_WHAT YOU HAVE TO DO_
Write the records out again, precisely as they stand.

_EXCERPTED DATA_
** START **

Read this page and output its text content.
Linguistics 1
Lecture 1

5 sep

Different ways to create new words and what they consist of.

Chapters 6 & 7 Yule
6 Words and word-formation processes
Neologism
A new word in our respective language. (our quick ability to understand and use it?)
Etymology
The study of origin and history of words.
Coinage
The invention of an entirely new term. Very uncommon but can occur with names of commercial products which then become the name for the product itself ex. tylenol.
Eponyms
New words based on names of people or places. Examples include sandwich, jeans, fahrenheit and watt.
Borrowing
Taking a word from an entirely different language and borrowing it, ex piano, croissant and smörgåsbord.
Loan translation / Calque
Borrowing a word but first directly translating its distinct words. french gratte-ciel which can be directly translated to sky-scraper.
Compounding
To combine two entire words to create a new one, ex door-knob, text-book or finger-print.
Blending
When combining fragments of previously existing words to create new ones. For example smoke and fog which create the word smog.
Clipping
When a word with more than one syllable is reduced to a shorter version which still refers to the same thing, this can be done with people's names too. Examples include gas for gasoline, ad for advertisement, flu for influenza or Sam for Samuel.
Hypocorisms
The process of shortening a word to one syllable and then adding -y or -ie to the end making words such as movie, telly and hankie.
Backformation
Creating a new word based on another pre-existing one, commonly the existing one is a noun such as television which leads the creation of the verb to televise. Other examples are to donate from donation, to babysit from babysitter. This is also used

** END **

_CORRECT RESPONSE_
Read this page and output its text content.
Linguistics 1
Lecture 1

5 sep

Different ways to create new words and what they consist of.

Chapters 6 & 7 Yule
6 Words and word-formation processes
Neologism
A new word in our respective language. (our quick ability to understand and use it?)
Etymology
The study of origin and history of words.
Coinage
The invention of an entirely new term. Very uncommon but can occur with names of commercial products which then become the name for the product itself ex. tylenol.
Eponyms
New words based on names of people or places. Examples include sandwich, jeans, fahrenheit and watt.
Borrowing
Taking a word from an entirely different language and borrowing it, ex piano, croissant and smörgåsbord.
Loan translation / Calque
Borrowing a word but first directly translating its distinct words. french gratte-ciel which can be directly translated to sky-scraper.
Compounding
To combine two entire words to create a new one, ex door-knob, text-book or finger-print.
Blending
When combining fragments of previously existing words to create new ones. For example smoke and fog which create the word smog.
Clipping
When a word with more than one syllable is reduced to a shorter version which still refers to the same thing, this can be done with people's names too. Examples include gas for gasoline, ad for advertisement, flu for influenza or Sam for Samuel.
Hypocorisms
The process of shortening a word to one syllable and then adding -y or -ie to the end making words such as movie, telly and hankie.
Backformation
Creating a new word based on another pre-existing one, commonly the existing one is a noun such as television which leads the creation of the verb to televise. Other examples are to donate from donation, to babysit from babysitter. This is also used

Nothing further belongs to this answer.